[Dataset rows]
§ §

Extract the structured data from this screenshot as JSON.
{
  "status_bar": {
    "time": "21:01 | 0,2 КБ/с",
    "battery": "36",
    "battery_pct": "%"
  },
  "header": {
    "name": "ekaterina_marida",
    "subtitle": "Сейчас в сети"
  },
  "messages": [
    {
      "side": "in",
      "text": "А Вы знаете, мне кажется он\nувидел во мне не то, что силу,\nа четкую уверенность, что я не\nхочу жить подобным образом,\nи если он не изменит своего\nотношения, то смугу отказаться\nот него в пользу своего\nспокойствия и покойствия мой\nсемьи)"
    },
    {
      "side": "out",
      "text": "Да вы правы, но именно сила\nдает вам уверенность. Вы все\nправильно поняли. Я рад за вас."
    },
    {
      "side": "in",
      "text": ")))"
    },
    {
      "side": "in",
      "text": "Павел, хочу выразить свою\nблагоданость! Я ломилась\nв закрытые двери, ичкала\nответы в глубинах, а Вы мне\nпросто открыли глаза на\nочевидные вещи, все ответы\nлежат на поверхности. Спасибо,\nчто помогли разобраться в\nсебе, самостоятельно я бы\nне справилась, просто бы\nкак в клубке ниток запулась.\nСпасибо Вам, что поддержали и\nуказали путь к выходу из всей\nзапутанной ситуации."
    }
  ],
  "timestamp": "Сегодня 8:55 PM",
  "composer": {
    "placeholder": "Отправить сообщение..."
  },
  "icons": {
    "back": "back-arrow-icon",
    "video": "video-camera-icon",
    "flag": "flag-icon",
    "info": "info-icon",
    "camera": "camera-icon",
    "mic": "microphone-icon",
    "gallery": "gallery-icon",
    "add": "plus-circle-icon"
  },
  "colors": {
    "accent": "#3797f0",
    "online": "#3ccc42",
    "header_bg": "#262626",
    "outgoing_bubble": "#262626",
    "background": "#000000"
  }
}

§ §

In the listing, find every line containing the word "camera" and list it.

    "video": "video-camera-icon",
    "camera": "camera-icon",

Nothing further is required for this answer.